[Directions for this task]
Find each line containing the string "Проверить". Copy it.

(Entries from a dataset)

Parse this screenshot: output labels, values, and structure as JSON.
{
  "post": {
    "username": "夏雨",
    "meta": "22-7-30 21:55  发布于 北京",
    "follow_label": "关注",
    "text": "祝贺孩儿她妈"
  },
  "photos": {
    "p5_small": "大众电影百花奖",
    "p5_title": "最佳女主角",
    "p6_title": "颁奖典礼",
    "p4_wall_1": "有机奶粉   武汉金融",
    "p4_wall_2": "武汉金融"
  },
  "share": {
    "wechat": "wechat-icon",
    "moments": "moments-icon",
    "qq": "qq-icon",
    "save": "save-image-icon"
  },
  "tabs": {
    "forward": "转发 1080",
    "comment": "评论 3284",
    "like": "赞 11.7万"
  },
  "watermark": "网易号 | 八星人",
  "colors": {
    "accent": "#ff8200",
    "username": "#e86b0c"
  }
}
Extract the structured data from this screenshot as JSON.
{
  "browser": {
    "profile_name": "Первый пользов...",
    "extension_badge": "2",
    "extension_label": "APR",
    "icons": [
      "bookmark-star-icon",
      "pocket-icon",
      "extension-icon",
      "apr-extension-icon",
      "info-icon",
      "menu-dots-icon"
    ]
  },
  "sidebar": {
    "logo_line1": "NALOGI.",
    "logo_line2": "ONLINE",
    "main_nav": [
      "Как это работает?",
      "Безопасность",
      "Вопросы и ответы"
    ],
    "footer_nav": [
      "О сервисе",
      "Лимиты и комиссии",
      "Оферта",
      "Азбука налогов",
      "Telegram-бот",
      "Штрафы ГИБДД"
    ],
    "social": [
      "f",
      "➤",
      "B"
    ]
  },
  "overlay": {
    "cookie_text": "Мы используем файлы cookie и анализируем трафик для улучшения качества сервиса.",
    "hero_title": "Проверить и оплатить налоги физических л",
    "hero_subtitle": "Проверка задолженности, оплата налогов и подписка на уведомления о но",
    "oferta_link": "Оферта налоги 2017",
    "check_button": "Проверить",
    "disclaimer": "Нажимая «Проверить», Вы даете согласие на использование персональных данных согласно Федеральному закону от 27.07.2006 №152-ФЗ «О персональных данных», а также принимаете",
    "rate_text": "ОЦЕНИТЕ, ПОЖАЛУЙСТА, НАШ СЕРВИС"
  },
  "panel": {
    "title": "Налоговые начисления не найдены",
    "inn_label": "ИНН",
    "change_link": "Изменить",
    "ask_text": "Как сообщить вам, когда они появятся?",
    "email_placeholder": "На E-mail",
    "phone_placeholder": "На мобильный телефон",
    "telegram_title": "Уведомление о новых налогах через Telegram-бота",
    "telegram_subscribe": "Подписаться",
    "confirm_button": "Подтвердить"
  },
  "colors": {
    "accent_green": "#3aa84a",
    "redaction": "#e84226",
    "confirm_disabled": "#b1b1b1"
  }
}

[The response]
    "hero_title": "Проверить и оплатить налоги физических л",
    "check_button": "Проверить",
    "disclaimer": "Нажимая «Проверить», Вы даете согласие на использование персональных данных согласно Федеральному закону от 27.07.2006 №152-ФЗ «О персональных данных», а также принимаете",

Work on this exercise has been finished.